--- The problem ---
Filter the entries below, keeping every line that has the word "text".
--- START Records to use ---
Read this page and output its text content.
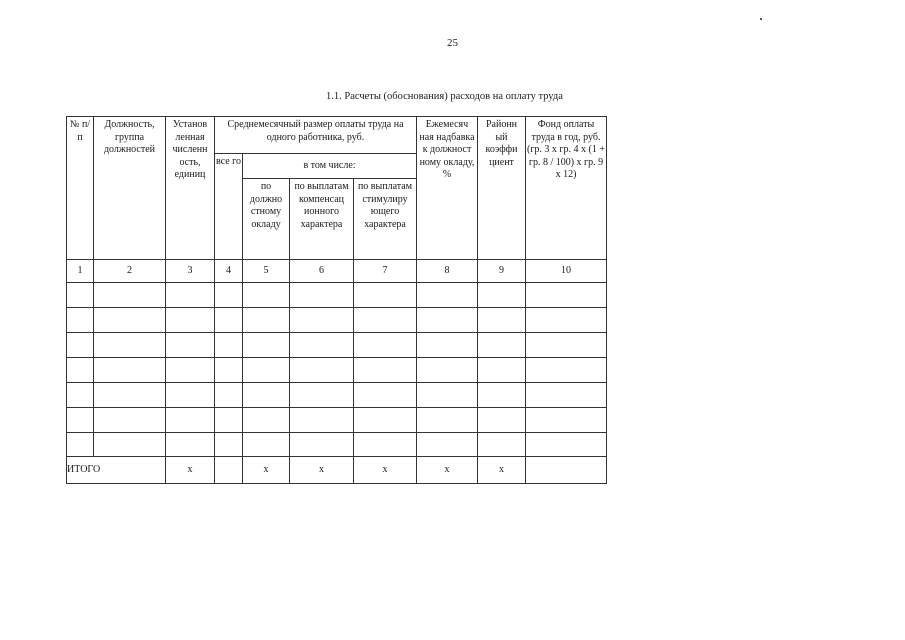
25
1.1. Расчеты (обоснования) расходов на оплату труда
№ п/п	Должность, группа должностей	Установ ленная численн ость, единиц	Среднемесячный размер оплаты труда на одного работника, руб.				Ежемесяч ная надбавка к должност ному окладу, %	Районн ый коэффи циент	Фонд оплаты труда в год, руб. (гр. 3 x гр. 4 x (1 + гр. 8 / 100) x гр. 9 x 12)
			все го	в том числе:					
				по должно стному окладу	по выплатам компенсац ионного характера	по выплатам стимулиру ющего характера			
1	2	3	4	5	6	7	8	9	10

ИТОГО		x		x	x	x	x	x	
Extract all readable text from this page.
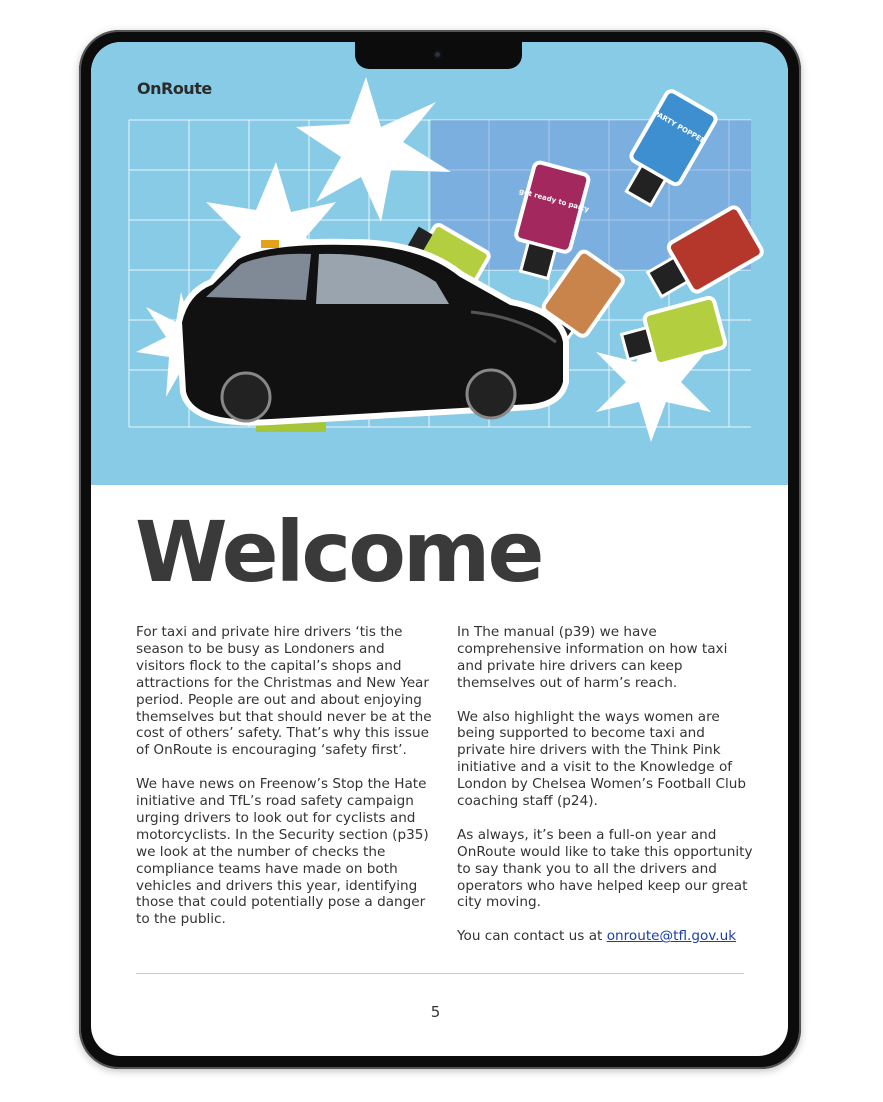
PARTY POPPER
get ready to party
OnRoute
Welcome

For taxi and private hire drivers ‘tis the season to be busy as Londoners and visitors flock to the capital’s shops and attractions for the Christmas and New Year period. People are out and about enjoying themselves but that should never be at the cost of others’ safety. That’s why this issue of OnRoute is encouraging ‘safety first’.

We have news on Freenow’s Stop the Hate initiative and TfL’s road safety campaign urging drivers to look out for cyclists and motorcyclists. In the Security section (p35) we look at the number of checks the compliance teams have made on both vehicles and drivers this year, identifying those that could potentially pose a danger to the public.

In The manual (p39) we have comprehensive information on how taxi and private hire drivers can keep themselves out of harm’s reach.

We also highlight the ways women are being supported to become taxi and private hire drivers with the Think Pink initiative and a visit to the Knowledge of London by Chelsea Women’s Football Club coaching staff (p24).

As always, it’s been a full-on year and OnRoute would like to take this opportunity to say thank you to all the drivers and operators who have helped keep our great city moving.

You can contact us at onroute@tfl.gov.uk

5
--- END Records to use ---
--- Answer to this task ---
Read this page and output its text content.
Extract all readable text from this page.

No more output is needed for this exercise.